Pull every line containing the word "valid" from the records.

——

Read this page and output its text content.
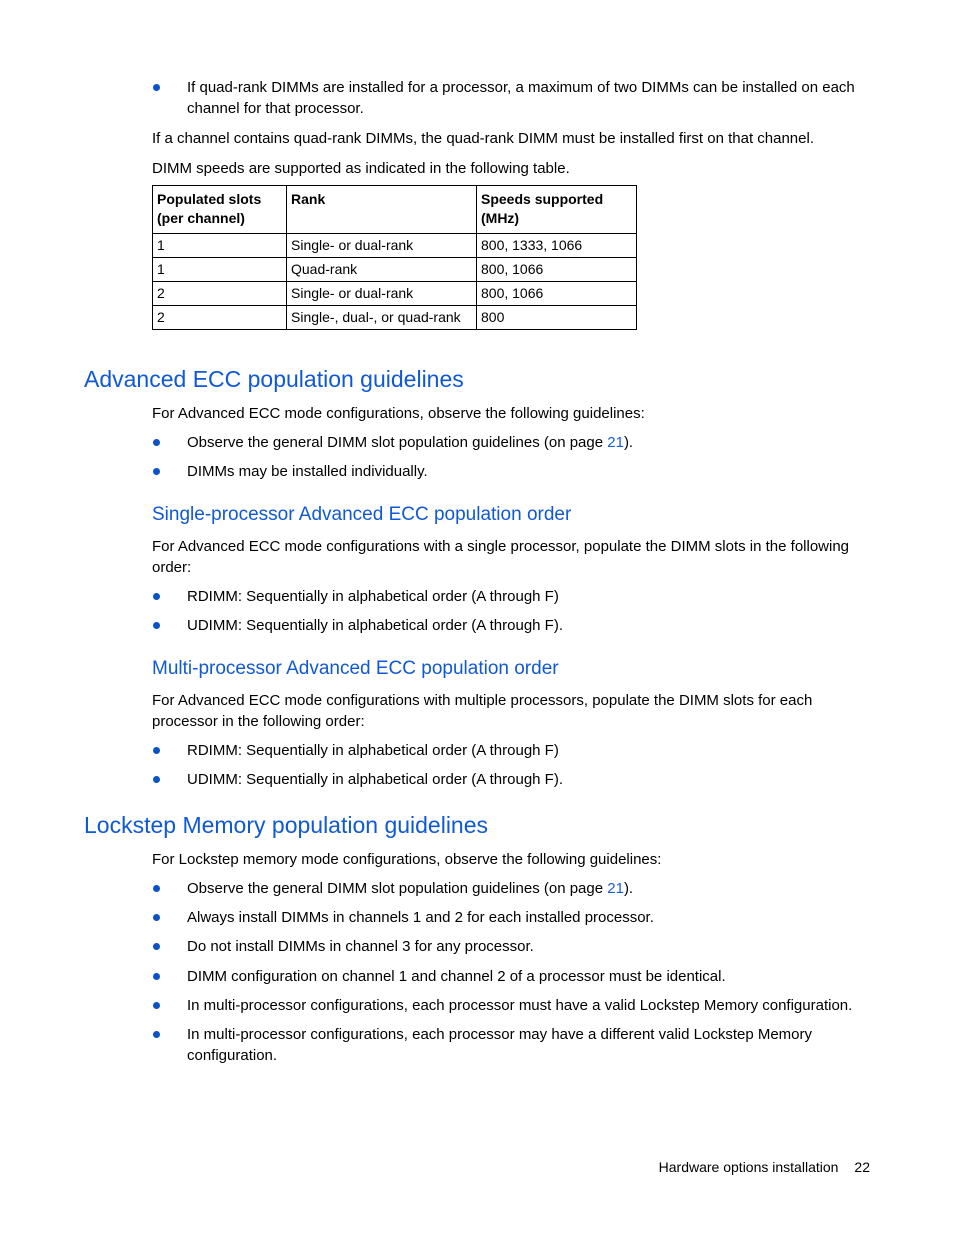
If quad-rank DIMMs are installed for a processor, a maximum of two DIMMs can be installed on each channel for that processor.

If a channel contains quad-rank DIMMs, the quad-rank DIMM must be installed first on that channel.

DIMM speeds are supported as indicated in the following table.

Populated slots (per channel)	Rank	Speeds supported (MHz)
1	Single- or dual-rank	800, 1333, 1066
1	Quad-rank	800, 1066
2	Single- or dual-rank	800, 1066
2	Single-, dual-, or quad-rank	800
Advanced ECC population guidelines

For Advanced ECC mode configurations, observe the following guidelines:

Observe the general DIMM slot population guidelines (on page 21).
DIMMs may be installed individually.
Single-processor Advanced ECC population order

For Advanced ECC mode configurations with a single processor, populate the DIMM slots in the following order:

RDIMM: Sequentially in alphabetical order (A through F)
UDIMM: Sequentially in alphabetical order (A through F).
Multi-processor Advanced ECC population order

For Advanced ECC mode configurations with multiple processors, populate the DIMM slots for each processor in the following order:

RDIMM: Sequentially in alphabetical order (A through F)
UDIMM: Sequentially in alphabetical order (A through F).
Lockstep Memory population guidelines

For Lockstep memory mode configurations, observe the following guidelines:

Observe the general DIMM slot population guidelines (on page 21).
Always install DIMMs in channels 1 and 2 for each installed processor.
Do not install DIMMs in channel 3 for any processor.
DIMM configuration on channel 1 and channel 2 of a processor must be identical.
In multi-processor configurations, each processor must have a valid Lockstep Memory configuration.
In multi-processor configurations, each processor may have a different valid Lockstep Memory configuration.
Hardware options installation 22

——

> [Answer to the problem]
In multi-processor configurations, each processor must have a valid Lockstep Memory configuration.
In multi-processor configurations, each processor may have a different valid Lockstep Memory configuration.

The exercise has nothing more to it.